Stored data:
— Start —

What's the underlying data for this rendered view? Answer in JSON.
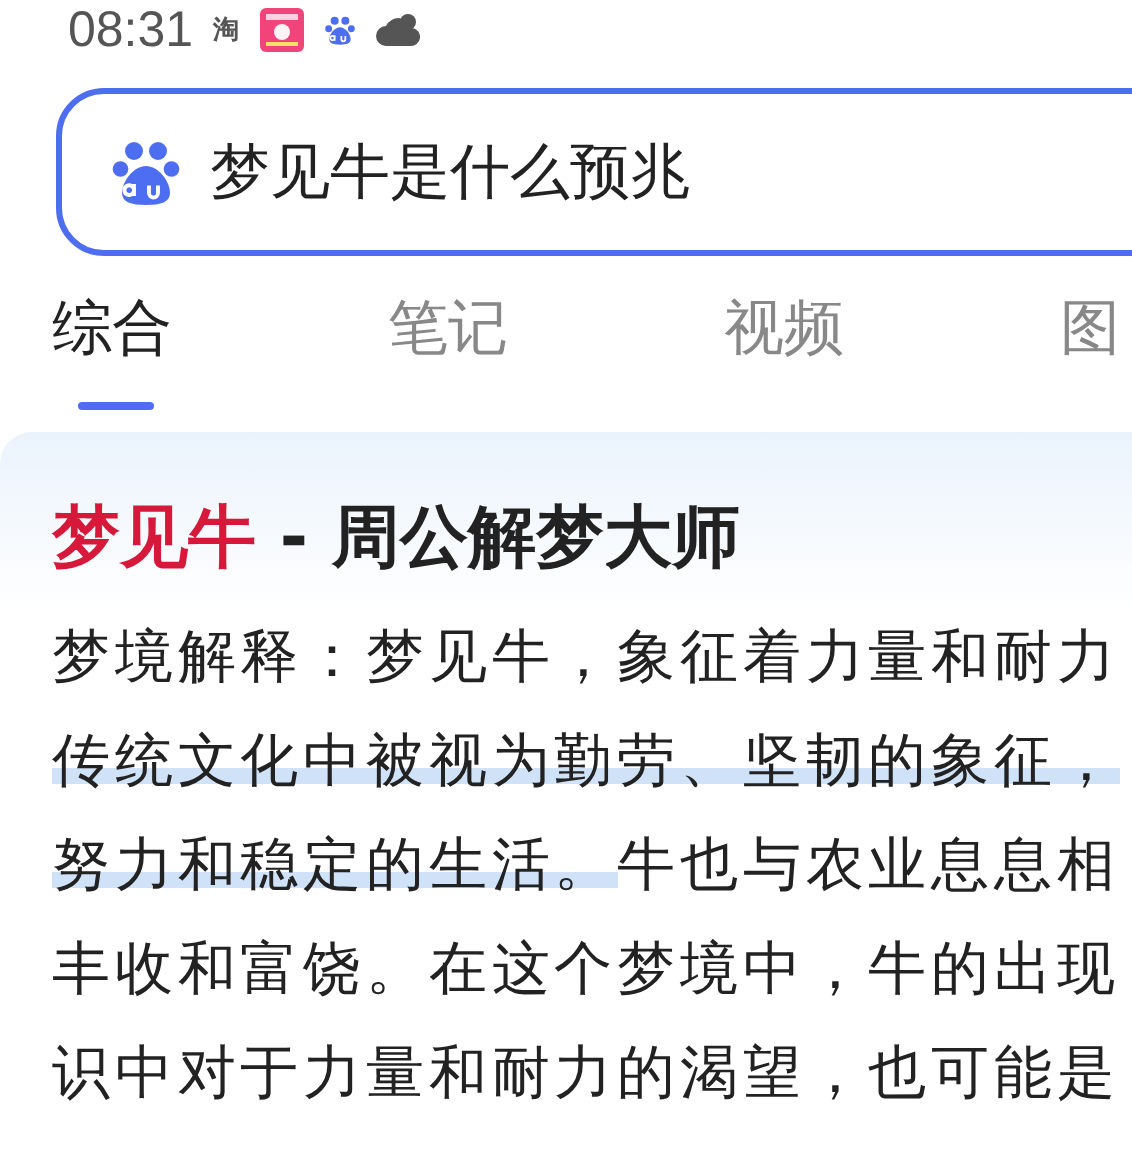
{
  "status_bar": {
    "time": "08:31",
    "app_glyph": "淘"
  },
  "search": {
    "value": "梦见牛是什么预兆"
  },
  "tabs": [
    {
      "label": "综合",
      "selected": true
    },
    {
      "label": "笔记",
      "selected": false
    },
    {
      "label": "视频",
      "selected": false
    },
    {
      "label": "图",
      "selected": false
    }
  ],
  "result": {
    "title": {
      "keyword": "梦见牛",
      "rest": " - 周公解梦大师"
    },
    "lines": [
      [
        {
          "text": "梦境解释：梦见牛，象征着力量和耐力",
          "highlighted": false
        }
      ],
      [
        {
          "text": "传统文化中被视为勤劳、坚韧的象征，",
          "highlighted": true
        }
      ],
      [
        {
          "text": "努力和稳定的生活。",
          "highlighted": true
        },
        {
          "text": "牛也与农业息息相",
          "highlighted": false
        }
      ],
      [
        {
          "text": "丰收和富饶。在这个梦境中，牛的出现",
          "highlighted": false
        }
      ],
      [
        {
          "text": "识中对于力量和耐力的渴望，也可能是",
          "highlighted": false
        }
      ]
    ]
  }
}
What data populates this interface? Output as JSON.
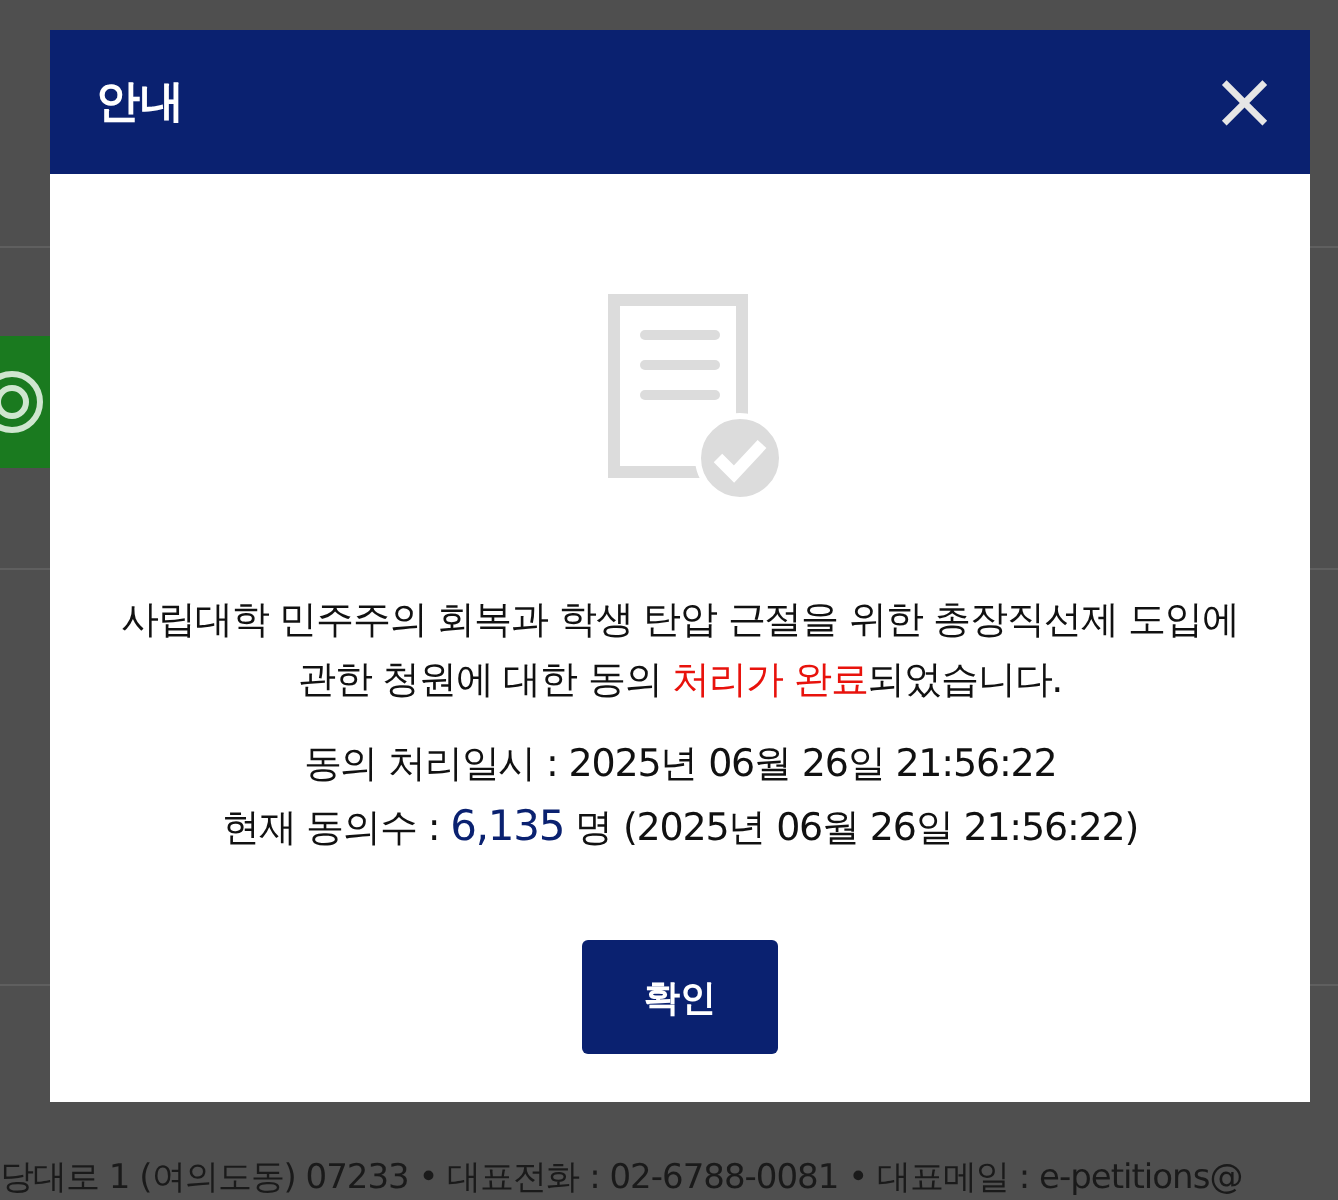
{
  "background_page": {
    "footer_address": "당대로 1 (여의도동) 07233 • 대표전화 : 02-6788-0081 • 대표메일 : e-petitions@"
  },
  "dialog": {
    "title": "안내",
    "close": "×",
    "message": "사립대학 민주주의 회복과 학생 탄압 근절을 위한 총장직선제 도입에 관한 청원에 대한 동의 **처리가 완료**되었습니다.",
    "processed_at": "동의 처리일시 : 2025년 06월 26일 21:56:22",
    "count_label": "현재 동의수 : ",
    "count": "6,135",
    "count_suffix": " 명 (2025년 06월 26일 21:56:22)",
    "button": "확인"
  }
}
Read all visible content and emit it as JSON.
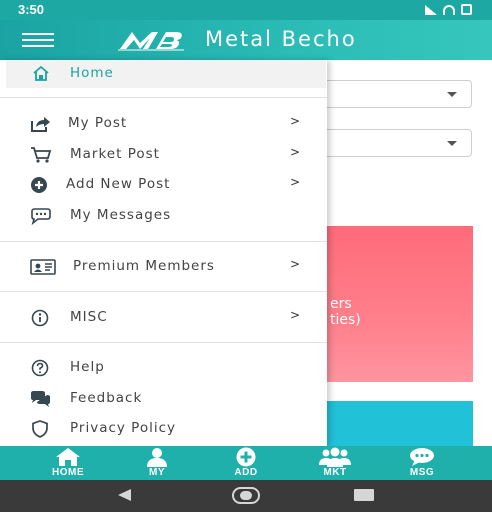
{
  "status": {
    "time": "3:50"
  },
  "app": {
    "title": "Metal Becho",
    "logo_text": "MB",
    "accent": "#1aa3a2"
  },
  "background": {
    "card_text_1": "ers",
    "card_text_2": "ties)"
  },
  "drawer": {
    "home": "Home",
    "my_post": "My Post",
    "market_post": "Market Post",
    "add_new_post": "Add New Post",
    "my_messages": "My Messages",
    "premium_members": "Premium Members",
    "misc": "MISC",
    "help": "Help",
    "feedback": "Feedback",
    "privacy_policy": "Privacy Policy",
    "chevron": ">"
  },
  "bottom_nav": {
    "home": "HOME",
    "my": "MY",
    "add": "ADD",
    "mkt": "MKT",
    "msg": "MSG"
  }
}
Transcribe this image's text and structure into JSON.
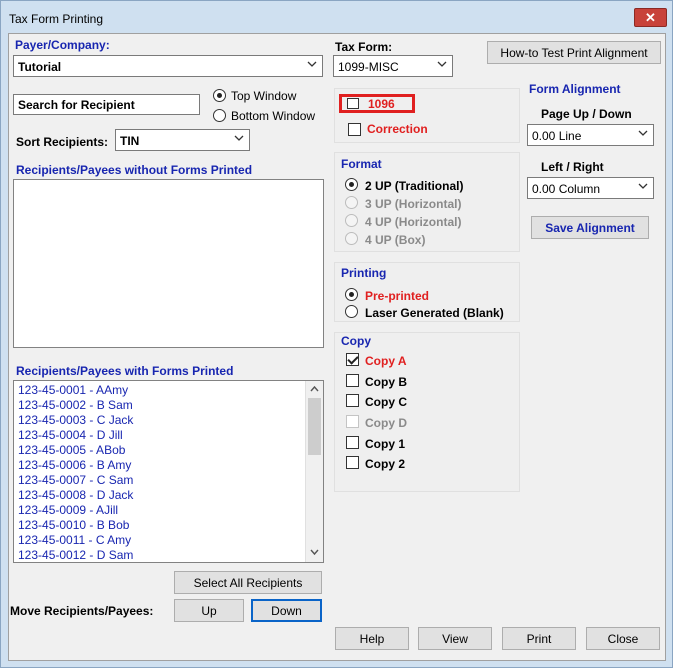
{
  "window": {
    "title": "Tax Form Printing",
    "close_label": "✕"
  },
  "payer": {
    "label": "Payer/Company:",
    "value": "Tutorial"
  },
  "tax_form": {
    "label": "Tax Form:",
    "value": "1099-MISC"
  },
  "howto_button": "How-to Test Print  Alignment",
  "search": {
    "value": "Search for Recipient"
  },
  "window_position": {
    "top_label": "Top Window",
    "bottom_label": "Bottom Window",
    "selected": "top"
  },
  "sort": {
    "label": "Sort Recipients:",
    "value": "TIN"
  },
  "without_forms": {
    "label": "Recipients/Payees without Forms Printed",
    "items": []
  },
  "with_forms": {
    "label": "Recipients/Payees with Forms Printed",
    "items": [
      "123-45-0001 - AAmy",
      "123-45-0002 - B Sam",
      "123-45-0003 - C Jack",
      "123-45-0004 - D Jill",
      "123-45-0005 - ABob",
      "123-45-0006 - B Amy",
      "123-45-0007 - C Sam",
      "123-45-0008 - D Jack",
      "123-45-0009 - AJill",
      "123-45-0010 - B Bob",
      "123-45-0011 - C Amy",
      "123-45-0012 - D Sam"
    ]
  },
  "form_options": {
    "f1096_label": "1096",
    "correction_label": "Correction"
  },
  "format": {
    "label": "Format",
    "options": [
      "2 UP (Traditional)",
      "3 UP (Horizontal)",
      "4 UP (Horizontal)",
      "4 UP (Box)"
    ],
    "selected_index": 0
  },
  "printing": {
    "label": "Printing",
    "preprinted_label": "Pre-printed",
    "laser_label": "Laser Generated (Blank)",
    "selected": "preprinted"
  },
  "copy": {
    "label": "Copy",
    "options": [
      {
        "label": "Copy A",
        "checked": true,
        "enabled": true
      },
      {
        "label": "Copy B",
        "checked": false,
        "enabled": true
      },
      {
        "label": "Copy C",
        "checked": false,
        "enabled": true
      },
      {
        "label": "Copy D",
        "checked": false,
        "enabled": false
      },
      {
        "label": "Copy 1",
        "checked": false,
        "enabled": true
      },
      {
        "label": "Copy 2",
        "checked": false,
        "enabled": true
      }
    ]
  },
  "alignment": {
    "label": "Form Alignment",
    "page_label": "Page Up / Down",
    "page_value": "0.00 Line",
    "lr_label": "Left / Right",
    "lr_value": "0.00 Column",
    "save_label": "Save  Alignment"
  },
  "buttons": {
    "select_all": "Select All Recipients",
    "move_label": "Move Recipients/Payees:",
    "up": "Up",
    "down": "Down",
    "help": "Help",
    "view": "View",
    "print": "Print",
    "close": "Close"
  }
}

— End —

Pictures in the records above are left out; print everything else exactly as written.

What's the underlying data for this rendered view? Answer in JSON.
{
  "status_bar": {
    "time": "08:31",
    "app_glyph": "淘"
  },
  "search": {
    "value": "梦见牛是什么预兆"
  },
  "tabs": [
    {
      "label": "综合",
      "selected": true
    },
    {
      "label": "笔记",
      "selected": false
    },
    {
      "label": "视频",
      "selected": false
    },
    {
      "label": "图",
      "selected": false
    }
  ],
  "result": {
    "title": {
      "keyword": "梦见牛",
      "rest": " - 周公解梦大师"
    },
    "lines": [
      [
        {
          "text": "梦境解释：梦见牛，象征着力量和耐力",
          "highlighted": false
        }
      ],
      [
        {
          "text": "传统文化中被视为勤劳、坚韧的象征，",
          "highlighted": true
        }
      ],
      [
        {
          "text": "努力和稳定的生活。",
          "highlighted": true
        },
        {
          "text": "牛也与农业息息相",
          "highlighted": false
        }
      ],
      [
        {
          "text": "丰收和富饶。在这个梦境中，牛的出现",
          "highlighted": false
        }
      ],
      [
        {
          "text": "识中对于力量和耐力的渴望，也可能是",
          "highlighted": false
        }
      ]
    ]
  }
}
What data populates this interface? Output as JSON.
{
  "background_page": {
    "footer_address": "당대로 1 (여의도동) 07233 • 대표전화 : 02-6788-0081 • 대표메일 : e-petitions@"
  },
  "dialog": {
    "title": "안내",
    "close": "×",
    "message": "사립대학 민주주의 회복과 학생 탄압 근절을 위한 총장직선제 도입에 관한 청원에 대한 동의 **처리가 완료**되었습니다.",
    "processed_at": "동의 처리일시 : 2025년 06월 26일 21:56:22",
    "count_label": "현재 동의수 : ",
    "count": "6,135",
    "count_suffix": " 명 (2025년 06월 26일 21:56:22)",
    "button": "확인"
  }
}
Read all visible content and emit it as JSON.
{
  "status": {
    "time": "3:50"
  },
  "app": {
    "title": "Metal Becho",
    "logo_text": "MB",
    "accent": "#1aa3a2"
  },
  "background": {
    "card_text_1": "ers",
    "card_text_2": "ties)"
  },
  "drawer": {
    "home": "Home",
    "my_post": "My Post",
    "market_post": "Market Post",
    "add_new_post": "Add New Post",
    "my_messages": "My Messages",
    "premium_members": "Premium Members",
    "misc": "MISC",
    "help": "Help",
    "feedback": "Feedback",
    "privacy_policy": "Privacy Policy",
    "chevron": ">"
  },
  "bottom_nav": {
    "home": "HOME",
    "my": "MY",
    "add": "ADD",
    "mkt": "MKT",
    "msg": "MSG"
  }
}
Transcribe this image's text and structure into JSON.
{
  "window": {
    "title": "Tax Form Printing",
    "close_label": "✕"
  },
  "payer": {
    "label": "Payer/Company:",
    "value": "Tutorial"
  },
  "tax_form": {
    "label": "Tax Form:",
    "value": "1099-MISC"
  },
  "howto_button": "How-to Test Print  Alignment",
  "search": {
    "value": "Search for Recipient"
  },
  "window_position": {
    "top_label": "Top Window",
    "bottom_label": "Bottom Window",
    "selected": "top"
  },
  "sort": {
    "label": "Sort Recipients:",
    "value": "TIN"
  },
  "without_forms": {
    "label": "Recipients/Payees without Forms Printed",
    "items": []
  },
  "with_forms": {
    "label": "Recipients/Payees with Forms Printed",
    "items": [
      "123-45-0001 - AAmy",
      "123-45-0002 - B Sam",
      "123-45-0003 - C Jack",
      "123-45-0004 - D Jill",
      "123-45-0005 - ABob",
      "123-45-0006 - B Amy",
      "123-45-0007 - C Sam",
      "123-45-0008 - D Jack",
      "123-45-0009 - AJill",
      "123-45-0010 - B Bob",
      "123-45-0011 - C Amy",
      "123-45-0012 - D Sam"
    ]
  },
  "form_options": {
    "f1096_label": "1096",
    "correction_label": "Correction"
  },
  "format": {
    "label": "Format",
    "options": [
      "2 UP (Traditional)",
      "3 UP (Horizontal)",
      "4 UP (Horizontal)",
      "4 UP (Box)"
    ],
    "selected_index": 0
  },
  "printing": {
    "label": "Printing",
    "preprinted_label": "Pre-printed",
    "laser_label": "Laser Generated (Blank)",
    "selected": "preprinted"
  },
  "copy": {
    "label": "Copy",
    "options": [
      {
        "label": "Copy A",
        "checked": true,
        "enabled": true
      },
      {
        "label": "Copy B",
        "checked": false,
        "enabled": true
      },
      {
        "label": "Copy C",
        "checked": false,
        "enabled": true
      },
      {
        "label": "Copy D",
        "checked": false,
        "enabled": false
      },
      {
        "label": "Copy 1",
        "checked": false,
        "enabled": true
      },
      {
        "label": "Copy 2",
        "checked": false,
        "enabled": true
      }
    ]
  },
  "alignment": {
    "label": "Form Alignment",
    "page_label": "Page Up / Down",
    "page_value": "0.00 Line",
    "lr_label": "Left / Right",
    "lr_value": "0.00 Column",
    "save_label": "Save  Alignment"
  },
  "buttons": {
    "select_all": "Select All Recipients",
    "move_label": "Move Recipients/Payees:",
    "up": "Up",
    "down": "Down",
    "help": "Help",
    "view": "View",
    "print": "Print",
    "close": "Close"
  }
}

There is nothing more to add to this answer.